--- Start Data lines ---

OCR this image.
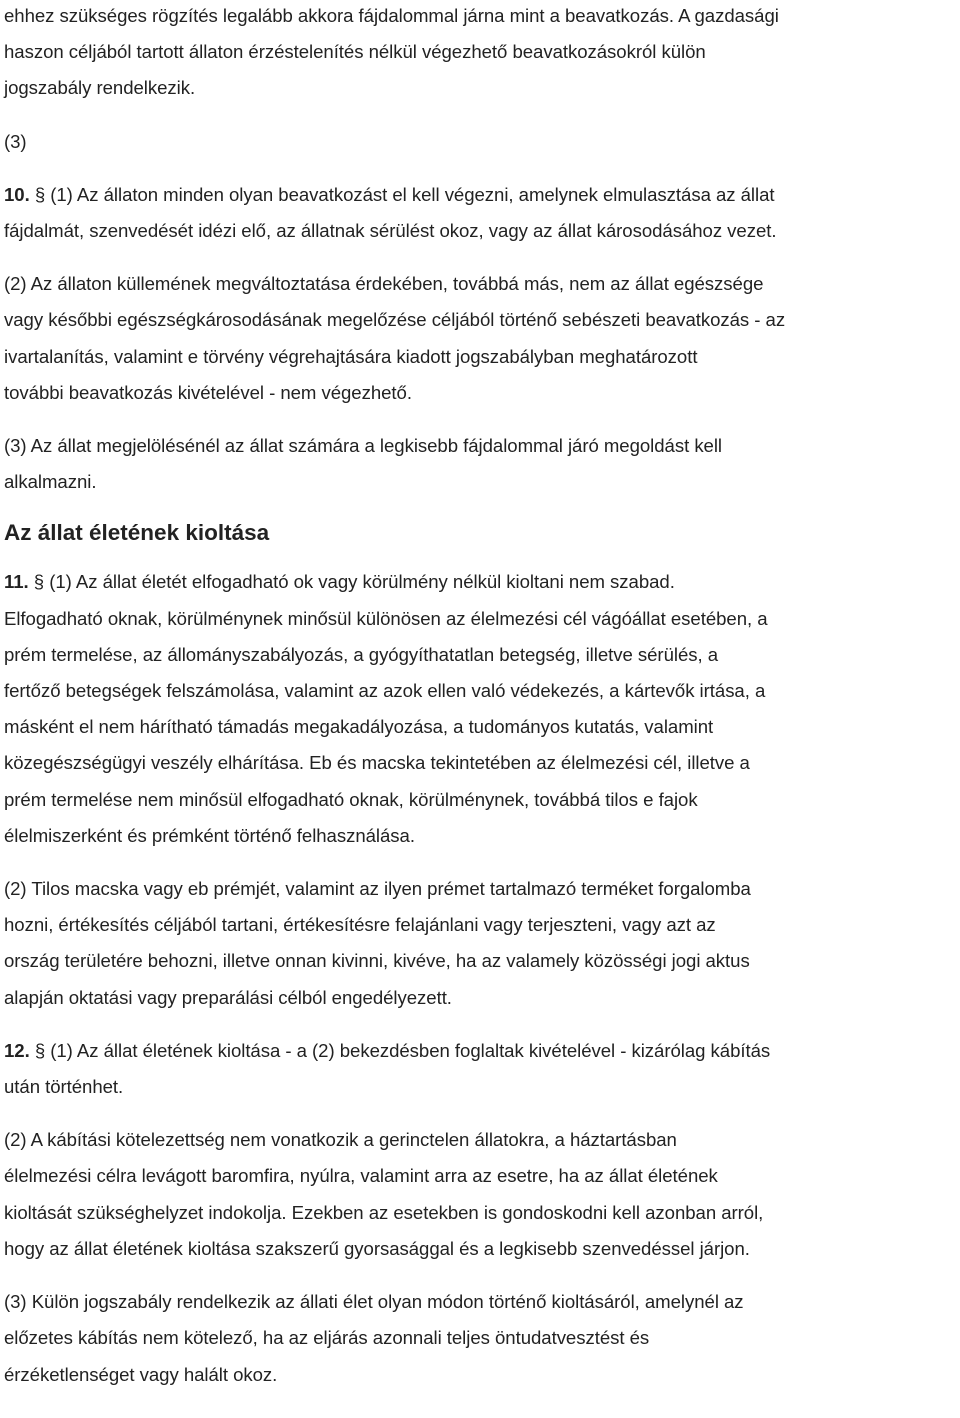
ehhez szükséges rögzítés legalább akkora fájdalommal járna mint a beavatkozás. A gazdasági
haszon céljából tartott állaton érzéstelenítés nélkül végezhető beavatkozásokról külön
jogszabály rendelkezik.
(3)
10. § (1) Az állaton minden olyan beavatkozást el kell végezni, amelynek elmulasztása az állat
fájdalmát, szenvedését idézi elő, az állatnak sérülést okoz, vagy az állat károsodásához vezet.
(2) Az állaton küllemének megváltoztatása érdekében, továbbá más, nem az állat egészsége
vagy későbbi egészségkárosodásának megelőzése céljából történő sebészeti beavatkozás - az
ivartalanítás, valamint e törvény végrehajtására kiadott jogszabályban meghatározott
további beavatkozás kivételével - nem végezhető.
(3) Az állat megjelölésénél az állat számára a legkisebb fájdalommal járó megoldást kell
alkalmazni.
Az állat életének kioltása
11. § (1) Az állat életét elfogadható ok vagy körülmény nélkül kioltani nem szabad.
Elfogadható oknak, körülménynek minősül különösen az élelmezési cél vágóállat esetében, a
prém termelése, az állományszabályozás, a gyógyíthatatlan betegség, illetve sérülés, a
fertőző betegségek felszámolása, valamint az azok ellen való védekezés, a kártevők irtása, a
másként el nem hárítható támadás megakadályozása, a tudományos kutatás, valamint
közegészségügyi veszély elhárítása. Eb és macska tekintetében az élelmezési cél, illetve a
prém termelése nem minősül elfogadható oknak, körülménynek, továbbá tilos e fajok
élelmiszerként és prémként történő felhasználása.
(2) Tilos macska vagy eb prémjét, valamint az ilyen prémet tartalmazó terméket forgalomba
hozni, értékesítés céljából tartani, értékesítésre felajánlani vagy terjeszteni, vagy azt az
ország területére behozni, illetve onnan kivinni, kivéve, ha az valamely közösségi jogi aktus
alapján oktatási vagy preparálási célból engedélyezett.
12. § (1) Az állat életének kioltása - a (2) bekezdésben foglaltak kivételével - kizárólag kábítás
után történhet.
(2) A kábítási kötelezettség nem vonatkozik a gerinctelen állatokra, a háztartásban
élelmezési célra levágott baromfira, nyúlra, valamint arra az esetre, ha az állat életének
kioltását szükséghelyzet indokolja. Ezekben az esetekben is gondoskodni kell azonban arról,
hogy az állat életének kioltása szakszerű gyorsasággal és a legkisebb szenvedéssel járjon.
(3) Külön jogszabály rendelkezik az állati élet olyan módon történő kioltásáról, amelynél az
előzetes kábítás nem kötelező, ha az eljárás azonnali teljes öntudatvesztést és
érzéketlenséget vagy halált okoz.
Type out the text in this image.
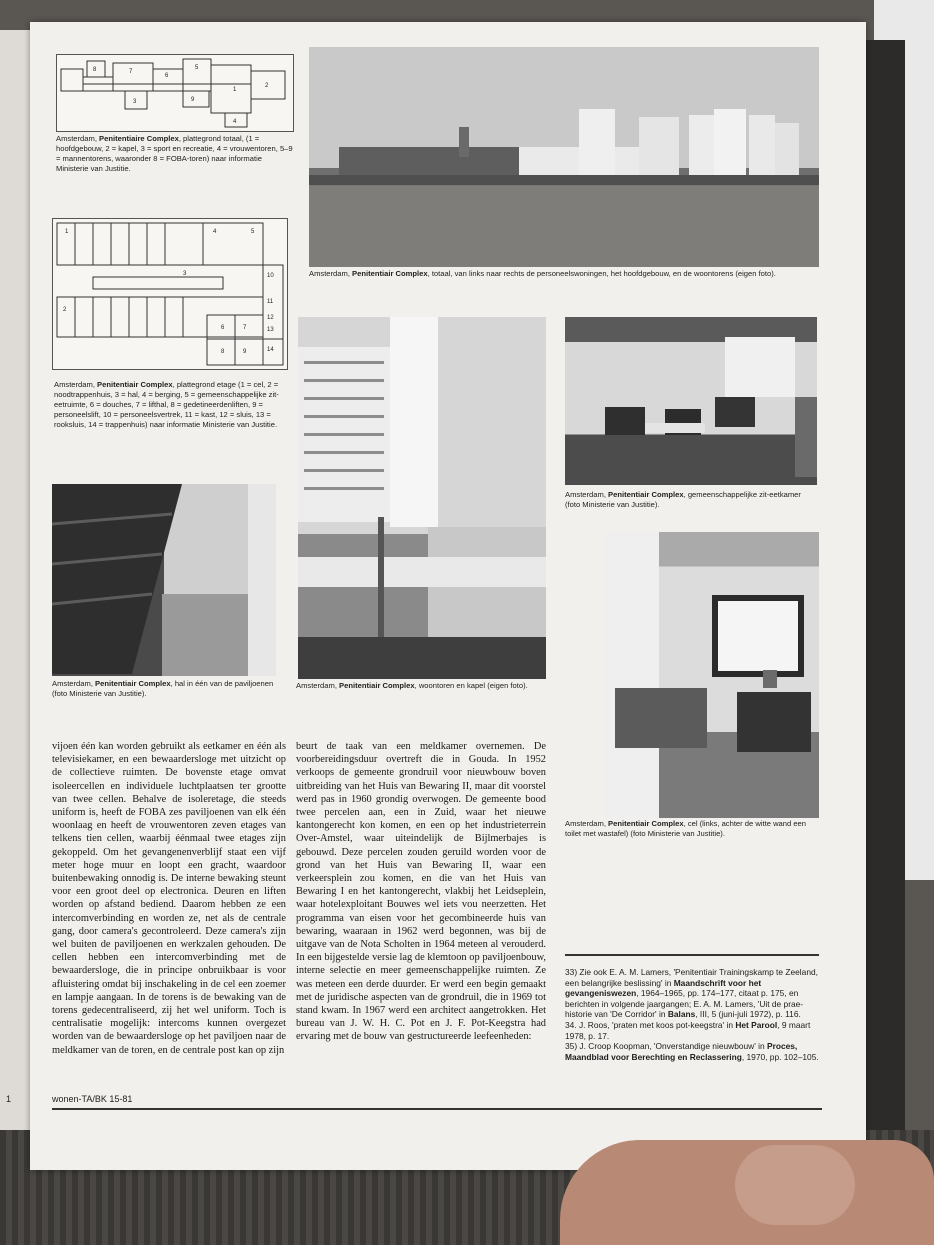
8	7
6
5
3	9
1
4
2
Amsterdam, Penitentiaire Complex, plattegrond totaal, (1 = hoofdgebouw, 2 = kapel, 3 = sport en recreatie, 4 = vrouwentoren, 5–9 = mannentorens, waaronder 8 = FOBA-toren) naar informatie Ministerie van Justitie.
Amsterdam, Penitentiair Complex, totaal, van links naar rechts de personeelswoningen, het hoofdgebouw, en de woontorens (eigen foto).
1
2
3
4	5
10
11
12
6	7
8	9
13
14
Amsterdam, Penitentiair Complex, plattegrond etage (1 = cel, 2 = noodtrappenhuis, 3 = hal, 4 = berging, 5 = gemeenschappelijke zit-eetruimte, 6 = douches, 7 = lifthal, 8 = gedetineerdenliften, 9 = personeelslift, 10 = personeelsvertrek, 11 = kast, 12 = sluis, 13 = rooksluis, 14 = trappenhuis) naar informatie Ministerie van Justitie.
Amsterdam, Penitentiair Complex, woontoren en kapel (eigen foto).
Amsterdam, Penitentiair Complex, gemeenschappelijke zit-eetkamer (foto Ministerie van Justitie).
Amsterdam, Penitentiair Complex, hal in één van de paviljoenen (foto Ministerie van Justitie).
Amsterdam, Penitentiair Complex, cel (links, achter de witte wand een toilet met wastafel) (foto Ministerie van Justitie).
vijoen één kan worden gebruikt als eetkamer en één als televisiekamer, en een bewaardersloge met uitzicht op de collectieve ruimten. De bovenste etage omvat isoleercellen en individuele luchtplaatsen ter grootte van twee cellen. Behalve de isoleretage, die steeds uniform is, heeft de FOBA zes paviljoenen van elk één woonlaag en heeft de vrouwentoren zeven etages van telkens tien cellen, waarbij éénmaal twee etages zijn gekoppeld. Om het gevangenenverblijf staat een vijf meter hoge muur en loopt een gracht, waardoor buitenbewaking onnodig is. De interne bewaking steunt voor een groot deel op electronica. Deuren en liften worden op afstand bediend. Daarom hebben ze een intercomverbinding en worden ze, net als de centrale gang, door camera's gecontroleerd. Deze camera's zijn wel buiten de paviljoenen en werkzalen gehouden. De cellen hebben een intercomverbinding met de bewaardersloge, die in principe onbruikbaar is voor afluistering omdat bij inschakeling in de cel een zoemer en lampje aangaan. In de torens is de bewaking van de torens gedecentraliseerd, zij het wel uniform. Toch is centralisatie mogelijk: intercoms kunnen overgezet worden van de bewaardersloge op het paviljoen naar de meldkamer van de toren, en de centrale post kan op zijn
beurt de taak van een meldkamer overnemen. De voorbereidingsduur overtreft die in Gouda. In 1952 verkoops de gemeente grondruil voor nieuwbouw boven uitbreiding van het Huis van Bewaring II, maar dit voorstel werd pas in 1960 grondig overwogen. De gemeente bood twee percelen aan, een in Zuid, waar het nieuwe kantongerecht kon komen, en een op het industrieterrein Over-Amstel, waar uiteindelijk de Bijlmerbajes is gebouwd. Deze percelen zouden geruild worden voor de grond van het Huis van Bewaring II, waar een verkeersplein zou komen, en die van het Huis van Bewaring I en het kantongerecht, vlakbij het Leidseplein, waar hotelexploitant Bouwes wel iets vou neerzetten. Het programma van eisen voor het gecombineerde huis van bewaring, waaraan in 1962 werd begonnen, was bij de uitgave van de Nota Scholten in 1964 meteen al verouderd. In een bijgestelde versie lag de klemtoon op paviljoenbouw, interne selectie en meer gemeenschappelijke ruimten. Ze was meteen een derde duurder. Er werd een begin gemaakt met de juridische aspecten van de grondruil, die in 1969 tot stand kwam. In 1967 werd een architect aangetrokken. Het bureau van J. W. H. C. Pot en J. F. Pot-Keegstra had ervaring met de bouw van gestructureerde leefeenheden:
33) Zie ook E. A. M. Lamers, 'Penitentiair Trainingskamp te Zeeland, een belangrijke beslissing' in Maandschrift voor het gevangeniswezen, 1964–1965, pp. 174–177, citaat p. 175, en berichten in volgende jaargangen; E. A. M. Lamers, 'Uit de prae-historie van 'De Corridor' in Balans, III, 5 (juni-juli 1972), p. 116.
34. J. Roos, 'praten met koos pot-keegstra' in Het Parool, 9 maart 1978, p. 17.
35) J. Croop Koopman, 'Onverstandige nieuwbouw' in Proces, Maandblad voor Berechting en Reclassering, 1970, pp. 102–105.
wonen-TA/BK 15-81
1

--- End Data lines ---

Write out every record above exactly as it stands, but leave out the pictures.

OCR this image.
ehhez szükséges rögzítés legalább akkora fájdalommal járna mint a beavatkozás. A gazdasági
haszon céljából tartott állaton érzéstelenítés nélkül végezhető beavatkozásokról külön
jogszabály rendelkezik.
(3)
10. § (1) Az állaton minden olyan beavatkozást el kell végezni, amelynek elmulasztása az állat
fájdalmát, szenvedését idézi elő, az állatnak sérülést okoz, vagy az állat károsodásához vezet.
(2) Az állaton küllemének megváltoztatása érdekében, továbbá más, nem az állat egészsége
vagy későbbi egészségkárosodásának megelőzése céljából történő sebészeti beavatkozás - az
ivartalanítás, valamint e törvény végrehajtására kiadott jogszabályban meghatározott
további beavatkozás kivételével - nem végezhető.
(3) Az állat megjelölésénél az állat számára a legkisebb fájdalommal járó megoldást kell
alkalmazni.
Az állat életének kioltása
11. § (1) Az állat életét elfogadható ok vagy körülmény nélkül kioltani nem szabad.
Elfogadható oknak, körülménynek minősül különösen az élelmezési cél vágóállat esetében, a
prém termelése, az állományszabályozás, a gyógyíthatatlan betegség, illetve sérülés, a
fertőző betegségek felszámolása, valamint az azok ellen való védekezés, a kártevők irtása, a
másként el nem hárítható támadás megakadályozása, a tudományos kutatás, valamint
közegészségügyi veszély elhárítása. Eb és macska tekintetében az élelmezési cél, illetve a
prém termelése nem minősül elfogadható oknak, körülménynek, továbbá tilos e fajok
élelmiszerként és prémként történő felhasználása.
(2) Tilos macska vagy eb prémjét, valamint az ilyen prémet tartalmazó terméket forgalomba
hozni, értékesítés céljából tartani, értékesítésre felajánlani vagy terjeszteni, vagy azt az
ország területére behozni, illetve onnan kivinni, kivéve, ha az valamely közösségi jogi aktus
alapján oktatási vagy preparálási célból engedélyezett.
12. § (1) Az állat életének kioltása - a (2) bekezdésben foglaltak kivételével - kizárólag kábítás
után történhet.
(2) A kábítási kötelezettség nem vonatkozik a gerinctelen állatokra, a háztartásban
élelmezési célra levágott baromfira, nyúlra, valamint arra az esetre, ha az állat életének
kioltását szükséghelyzet indokolja. Ezekben az esetekben is gondoskodni kell azonban arról,
hogy az állat életének kioltása szakszerű gyorsasággal és a legkisebb szenvedéssel járjon.
(3) Külön jogszabály rendelkezik az állati élet olyan módon történő kioltásáról, amelynél az
előzetes kábítás nem kötelező, ha az eljárás azonnali teljes öntudatvesztést és
érzéketlenséget vagy halált okoz.
Type out the text in this image.
8	7
6
5
3	9
1
4
2
Amsterdam, Penitentiaire Complex, plattegrond totaal, (1 = hoofdgebouw, 2 = kapel, 3 = sport en recreatie, 4 = vrouwentoren, 5–9 = mannentorens, waaronder 8 = FOBA-toren) naar informatie Ministerie van Justitie.
Amsterdam, Penitentiair Complex, totaal, van links naar rechts de personeelswoningen, het hoofdgebouw, en de woontorens (eigen foto).
1
2
3
4	5
10
11
12
6	7
8	9
13
14
Amsterdam, Penitentiair Complex, plattegrond etage (1 = cel, 2 = noodtrappenhuis, 3 = hal, 4 = berging, 5 = gemeenschappelijke zit-eetruimte, 6 = douches, 7 = lifthal, 8 = gedetineerdenliften, 9 = personeelslift, 10 = personeelsvertrek, 11 = kast, 12 = sluis, 13 = rooksluis, 14 = trappenhuis) naar informatie Ministerie van Justitie.
Amsterdam, Penitentiair Complex, woontoren en kapel (eigen foto).
Amsterdam, Penitentiair Complex, gemeenschappelijke zit-eetkamer (foto Ministerie van Justitie).
Amsterdam, Penitentiair Complex, hal in één van de paviljoenen (foto Ministerie van Justitie).
Amsterdam, Penitentiair Complex, cel (links, achter de witte wand een toilet met wastafel) (foto Ministerie van Justitie).
vijoen één kan worden gebruikt als eetkamer en één als televisiekamer, en een bewaardersloge met uitzicht op de collectieve ruimten. De bovenste etage omvat isoleercellen en individuele luchtplaatsen ter grootte van twee cellen. Behalve de isoleretage, die steeds uniform is, heeft de FOBA zes paviljoenen van elk één woonlaag en heeft de vrouwentoren zeven etages van telkens tien cellen, waarbij éénmaal twee etages zijn gekoppeld. Om het gevangenenverblijf staat een vijf meter hoge muur en loopt een gracht, waardoor buitenbewaking onnodig is. De interne bewaking steunt voor een groot deel op electronica. Deuren en liften worden op afstand bediend. Daarom hebben ze een intercomverbinding en worden ze, net als de centrale gang, door camera's gecontroleerd. Deze camera's zijn wel buiten de paviljoenen en werkzalen gehouden. De cellen hebben een intercomverbinding met de bewaardersloge, die in principe onbruikbaar is voor afluistering omdat bij inschakeling in de cel een zoemer en lampje aangaan. In de torens is de bewaking van de torens gedecentraliseerd, zij het wel uniform. Toch is centralisatie mogelijk: intercoms kunnen overgezet worden van de bewaardersloge op het paviljoen naar de meldkamer van de toren, en de centrale post kan op zijn
beurt de taak van een meldkamer overnemen. De voorbereidingsduur overtreft die in Gouda. In 1952 verkoops de gemeente grondruil voor nieuwbouw boven uitbreiding van het Huis van Bewaring II, maar dit voorstel werd pas in 1960 grondig overwogen. De gemeente bood twee percelen aan, een in Zuid, waar het nieuwe kantongerecht kon komen, en een op het industrieterrein Over-Amstel, waar uiteindelijk de Bijlmerbajes is gebouwd. Deze percelen zouden geruild worden voor de grond van het Huis van Bewaring II, waar een verkeersplein zou komen, en die van het Huis van Bewaring I en het kantongerecht, vlakbij het Leidseplein, waar hotelexploitant Bouwes wel iets vou neerzetten. Het programma van eisen voor het gecombineerde huis van bewaring, waaraan in 1962 werd begonnen, was bij de uitgave van de Nota Scholten in 1964 meteen al verouderd. In een bijgestelde versie lag de klemtoon op paviljoenbouw, interne selectie en meer gemeenschappelijke ruimten. Ze was meteen een derde duurder. Er werd een begin gemaakt met de juridische aspecten van de grondruil, die in 1969 tot stand kwam. In 1967 werd een architect aangetrokken. Het bureau van J. W. H. C. Pot en J. F. Pot-Keegstra had ervaring met de bouw van gestructureerde leefeenheden:
33) Zie ook E. A. M. Lamers, 'Penitentiair Trainingskamp te Zeeland, een belangrijke beslissing' in Maandschrift voor het gevangeniswezen, 1964–1965, pp. 174–177, citaat p. 175, en berichten in volgende jaargangen; E. A. M. Lamers, 'Uit de prae-historie van 'De Corridor' in Balans, III, 5 (juni-juli 1972), p. 116.
34. J. Roos, 'praten met koos pot-keegstra' in Het Parool, 9 maart 1978, p. 17.
35) J. Croop Koopman, 'Onverstandige nieuwbouw' in Proces, Maandblad voor Berechting en Reclassering, 1970, pp. 102–105.
wonen-TA/BK 15-81
1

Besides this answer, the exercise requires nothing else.